§ **Directive**
Reproduce the whole listing, character for character.

┌────────

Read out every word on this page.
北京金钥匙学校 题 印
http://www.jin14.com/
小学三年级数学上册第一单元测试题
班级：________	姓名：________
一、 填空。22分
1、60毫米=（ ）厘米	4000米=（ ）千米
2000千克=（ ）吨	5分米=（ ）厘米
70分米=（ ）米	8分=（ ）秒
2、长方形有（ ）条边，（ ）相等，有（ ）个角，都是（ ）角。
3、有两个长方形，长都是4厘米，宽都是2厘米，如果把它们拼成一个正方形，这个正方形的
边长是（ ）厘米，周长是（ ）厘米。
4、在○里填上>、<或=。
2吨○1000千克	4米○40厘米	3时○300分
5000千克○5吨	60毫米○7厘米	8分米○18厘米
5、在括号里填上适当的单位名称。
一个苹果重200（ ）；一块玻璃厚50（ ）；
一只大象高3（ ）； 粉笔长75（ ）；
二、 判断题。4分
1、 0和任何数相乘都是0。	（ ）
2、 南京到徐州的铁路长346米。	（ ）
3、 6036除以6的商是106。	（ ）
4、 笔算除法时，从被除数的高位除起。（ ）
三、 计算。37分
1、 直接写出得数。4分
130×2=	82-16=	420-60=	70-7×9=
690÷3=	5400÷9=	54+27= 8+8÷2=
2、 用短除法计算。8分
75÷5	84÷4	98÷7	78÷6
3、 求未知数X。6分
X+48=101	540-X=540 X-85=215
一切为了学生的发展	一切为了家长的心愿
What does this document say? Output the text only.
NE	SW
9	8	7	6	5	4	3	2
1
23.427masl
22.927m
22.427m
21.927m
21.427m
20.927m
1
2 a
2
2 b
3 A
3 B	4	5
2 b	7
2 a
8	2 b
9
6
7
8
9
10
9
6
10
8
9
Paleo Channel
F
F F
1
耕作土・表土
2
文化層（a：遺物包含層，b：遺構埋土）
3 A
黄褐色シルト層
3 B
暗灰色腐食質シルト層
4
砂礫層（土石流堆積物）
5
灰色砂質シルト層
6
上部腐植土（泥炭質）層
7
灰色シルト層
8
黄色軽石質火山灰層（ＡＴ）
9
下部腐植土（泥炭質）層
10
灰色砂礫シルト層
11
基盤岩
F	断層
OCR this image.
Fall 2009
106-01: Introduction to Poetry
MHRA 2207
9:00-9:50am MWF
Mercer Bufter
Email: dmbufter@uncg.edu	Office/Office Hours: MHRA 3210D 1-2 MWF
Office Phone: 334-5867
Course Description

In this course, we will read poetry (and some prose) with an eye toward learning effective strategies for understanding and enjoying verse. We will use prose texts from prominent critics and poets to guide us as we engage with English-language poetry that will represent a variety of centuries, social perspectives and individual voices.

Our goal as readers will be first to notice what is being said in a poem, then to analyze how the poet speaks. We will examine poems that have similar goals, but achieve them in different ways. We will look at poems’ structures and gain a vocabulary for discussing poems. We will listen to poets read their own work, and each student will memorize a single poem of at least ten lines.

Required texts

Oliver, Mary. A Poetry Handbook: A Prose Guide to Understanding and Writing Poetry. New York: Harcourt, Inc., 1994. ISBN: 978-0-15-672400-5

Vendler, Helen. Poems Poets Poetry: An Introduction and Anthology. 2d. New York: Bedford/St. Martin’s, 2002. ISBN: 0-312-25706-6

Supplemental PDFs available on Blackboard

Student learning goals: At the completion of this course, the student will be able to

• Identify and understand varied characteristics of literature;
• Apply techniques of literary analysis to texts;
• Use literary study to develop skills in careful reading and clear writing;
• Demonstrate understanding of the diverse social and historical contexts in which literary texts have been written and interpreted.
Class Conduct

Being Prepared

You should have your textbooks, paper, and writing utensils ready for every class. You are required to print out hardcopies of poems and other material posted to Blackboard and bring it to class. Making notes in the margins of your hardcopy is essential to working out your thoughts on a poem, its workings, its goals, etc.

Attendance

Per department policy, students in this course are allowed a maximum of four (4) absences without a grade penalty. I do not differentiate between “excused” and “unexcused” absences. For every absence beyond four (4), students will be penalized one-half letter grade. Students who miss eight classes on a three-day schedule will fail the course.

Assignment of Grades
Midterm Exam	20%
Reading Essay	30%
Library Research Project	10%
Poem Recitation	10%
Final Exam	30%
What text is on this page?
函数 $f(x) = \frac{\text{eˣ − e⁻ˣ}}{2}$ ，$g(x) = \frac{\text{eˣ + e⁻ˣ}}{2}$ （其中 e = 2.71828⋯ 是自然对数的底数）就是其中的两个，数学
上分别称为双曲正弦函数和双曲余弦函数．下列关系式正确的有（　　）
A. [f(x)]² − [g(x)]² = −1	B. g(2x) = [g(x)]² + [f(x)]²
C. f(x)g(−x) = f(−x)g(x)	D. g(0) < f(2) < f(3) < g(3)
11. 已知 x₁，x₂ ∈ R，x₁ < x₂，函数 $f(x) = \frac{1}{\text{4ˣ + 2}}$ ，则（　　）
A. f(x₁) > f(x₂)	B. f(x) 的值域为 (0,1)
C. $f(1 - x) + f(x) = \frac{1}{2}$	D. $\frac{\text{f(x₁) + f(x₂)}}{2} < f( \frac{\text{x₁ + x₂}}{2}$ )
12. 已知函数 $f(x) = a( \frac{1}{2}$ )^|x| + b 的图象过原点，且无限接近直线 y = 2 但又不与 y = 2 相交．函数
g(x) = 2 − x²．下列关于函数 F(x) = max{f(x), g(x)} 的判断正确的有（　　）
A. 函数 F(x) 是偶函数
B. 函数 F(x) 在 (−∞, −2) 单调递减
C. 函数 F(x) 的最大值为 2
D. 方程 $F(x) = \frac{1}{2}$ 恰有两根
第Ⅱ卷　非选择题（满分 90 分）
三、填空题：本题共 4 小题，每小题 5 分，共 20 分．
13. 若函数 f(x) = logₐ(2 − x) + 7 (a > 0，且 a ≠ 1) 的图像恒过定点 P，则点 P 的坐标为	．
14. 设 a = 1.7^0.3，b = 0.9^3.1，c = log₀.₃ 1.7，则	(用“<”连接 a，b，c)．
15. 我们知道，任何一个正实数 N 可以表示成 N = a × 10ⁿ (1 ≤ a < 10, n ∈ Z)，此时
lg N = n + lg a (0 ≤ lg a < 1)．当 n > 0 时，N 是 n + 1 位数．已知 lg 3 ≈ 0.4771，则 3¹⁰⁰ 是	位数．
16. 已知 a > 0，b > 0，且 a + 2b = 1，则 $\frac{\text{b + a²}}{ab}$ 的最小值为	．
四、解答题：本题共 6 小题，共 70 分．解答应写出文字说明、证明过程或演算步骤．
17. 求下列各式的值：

└────────

§ **Task result**
Read out every word on this page.
北京金钥匙学校 题 印
http://www.jin14.com/
小学三年级数学上册第一单元测试题
班级：________	姓名：________
一、 填空。22分
1、60毫米=（ ）厘米	4000米=（ ）千米
2000千克=（ ）吨	5分米=（ ）厘米
70分米=（ ）米	8分=（ ）秒
2、长方形有（ ）条边，（ ）相等，有（ ）个角，都是（ ）角。
3、有两个长方形，长都是4厘米，宽都是2厘米，如果把它们拼成一个正方形，这个正方形的
边长是（ ）厘米，周长是（ ）厘米。
4、在○里填上>、<或=。
2吨○1000千克	4米○40厘米	3时○300分
5000千克○5吨	60毫米○7厘米	8分米○18厘米
5、在括号里填上适当的单位名称。
一个苹果重200（ ）；一块玻璃厚50（ ）；
一只大象高3（ ）； 粉笔长75（ ）；
二、 判断题。4分
1、 0和任何数相乘都是0。	（ ）
2、 南京到徐州的铁路长346米。	（ ）
3、 6036除以6的商是106。	（ ）
4、 笔算除法时，从被除数的高位除起。（ ）
三、 计算。37分
1、 直接写出得数。4分
130×2=	82-16=	420-60=	70-7×9=
690÷3=	5400÷9=	54+27= 8+8÷2=
2、 用短除法计算。8分
75÷5	84÷4	98÷7	78÷6
3、 求未知数X。6分
X+48=101	540-X=540 X-85=215
一切为了学生的发展	一切为了家长的心愿
What does this document say? Output the text only.
NE	SW
9	8	7	6	5	4	3	2
1
23.427masl
22.927m
22.427m
21.927m
21.427m
20.927m
1
2 a
2
2 b
3 A
3 B	4	5
2 b	7
2 a
8	2 b
9
6
7
8
9
10
9
6
10
8
9
Paleo Channel
F
F F
1
耕作土・表土
2
文化層（a：遺物包含層，b：遺構埋土）
3 A
黄褐色シルト層
3 B
暗灰色腐食質シルト層
4
砂礫層（土石流堆積物）
5
灰色砂質シルト層
6
上部腐植土（泥炭質）層
7
灰色シルト層
8
黄色軽石質火山灰層（ＡＴ）
9
下部腐植土（泥炭質）層
10
灰色砂礫シルト層
11
基盤岩
F	断層
OCR this image.
Fall 2009
106-01: Introduction to Poetry
MHRA 2207
9:00-9:50am MWF
Mercer Bufter
Email: dmbufter@uncg.edu	Office/Office Hours: MHRA 3210D 1-2 MWF
Office Phone: 334-5867
Course Description

In this course, we will read poetry (and some prose) with an eye toward learning effective strategies for understanding and enjoying verse. We will use prose texts from prominent critics and poets to guide us as we engage with English-language poetry that will represent a variety of centuries, social perspectives and individual voices.

Our goal as readers will be first to notice what is being said in a poem, then to analyze how the poet speaks. We will examine poems that have similar goals, but achieve them in different ways. We will look at poems’ structures and gain a vocabulary for discussing poems. We will listen to poets read their own work, and each student will memorize a single poem of at least ten lines.

Required texts

Oliver, Mary. A Poetry Handbook: A Prose Guide to Understanding and Writing Poetry. New York: Harcourt, Inc., 1994. ISBN: 978-0-15-672400-5

Vendler, Helen. Poems Poets Poetry: An Introduction and Anthology. 2d. New York: Bedford/St. Martin’s, 2002. ISBN: 0-312-25706-6

Supplemental PDFs available on Blackboard

Student learning goals: At the completion of this course, the student will be able to

• Identify and understand varied characteristics of literature;
• Apply techniques of literary analysis to texts;
• Use literary study to develop skills in careful reading and clear writing;
• Demonstrate understanding of the diverse social and historical contexts in which literary texts have been written and interpreted.
Class Conduct

Being Prepared

You should have your textbooks, paper, and writing utensils ready for every class. You are required to print out hardcopies of poems and other material posted to Blackboard and bring it to class. Making notes in the margins of your hardcopy is essential to working out your thoughts on a poem, its workings, its goals, etc.

Attendance

Per department policy, students in this course are allowed a maximum of four (4) absences without a grade penalty. I do not differentiate between “excused” and “unexcused” absences. For every absence beyond four (4), students will be penalized one-half letter grade. Students who miss eight classes on a three-day schedule will fail the course.

Assignment of Grades
Midterm Exam	20%
Reading Essay	30%
Library Research Project	10%
Poem Recitation	10%
Final Exam	30%
What text is on this page?
函数 $f(x) = \frac{\text{eˣ − e⁻ˣ}}{2}$ ，$g(x) = \frac{\text{eˣ + e⁻ˣ}}{2}$ （其中 e = 2.71828⋯ 是自然对数的底数）就是其中的两个，数学
上分别称为双曲正弦函数和双曲余弦函数．下列关系式正确的有（　　）
A. [f(x)]² − [g(x)]² = −1	B. g(2x) = [g(x)]² + [f(x)]²
C. f(x)g(−x) = f(−x)g(x)	D. g(0) < f(2) < f(3) < g(3)
11. 已知 x₁，x₂ ∈ R，x₁ < x₂，函数 $f(x) = \frac{1}{\text{4ˣ + 2}}$ ，则（　　）
A. f(x₁) > f(x₂)	B. f(x) 的值域为 (0,1)
C. $f(1 - x) + f(x) = \frac{1}{2}$	D. $\frac{\text{f(x₁) + f(x₂)}}{2} < f( \frac{\text{x₁ + x₂}}{2}$ )
12. 已知函数 $f(x) = a( \frac{1}{2}$ )^|x| + b 的图象过原点，且无限接近直线 y = 2 但又不与 y = 2 相交．函数
g(x) = 2 − x²．下列关于函数 F(x) = max{f(x), g(x)} 的判断正确的有（　　）
A. 函数 F(x) 是偶函数
B. 函数 F(x) 在 (−∞, −2) 单调递减
C. 函数 F(x) 的最大值为 2
D. 方程 $F(x) = \frac{1}{2}$ 恰有两根
第Ⅱ卷　非选择题（满分 90 分）
三、填空题：本题共 4 小题，每小题 5 分，共 20 分．
13. 若函数 f(x) = logₐ(2 − x) + 7 (a > 0，且 a ≠ 1) 的图像恒过定点 P，则点 P 的坐标为	．
14. 设 a = 1.7^0.3，b = 0.9^3.1，c = log₀.₃ 1.7，则	(用“<”连接 a，b，c)．
15. 我们知道，任何一个正实数 N 可以表示成 N = a × 10ⁿ (1 ≤ a < 10, n ∈ Z)，此时
lg N = n + lg a (0 ≤ lg a < 1)．当 n > 0 时，N 是 n + 1 位数．已知 lg 3 ≈ 0.4771，则 3¹⁰⁰ 是	位数．
16. 已知 a > 0，b > 0，且 a + 2b = 1，则 $\frac{\text{b + a²}}{ab}$ 的最小值为	．
四、解答题：本题共 6 小题，共 70 分．解答应写出文字说明、证明过程或演算步骤．
17. 求下列各式的值：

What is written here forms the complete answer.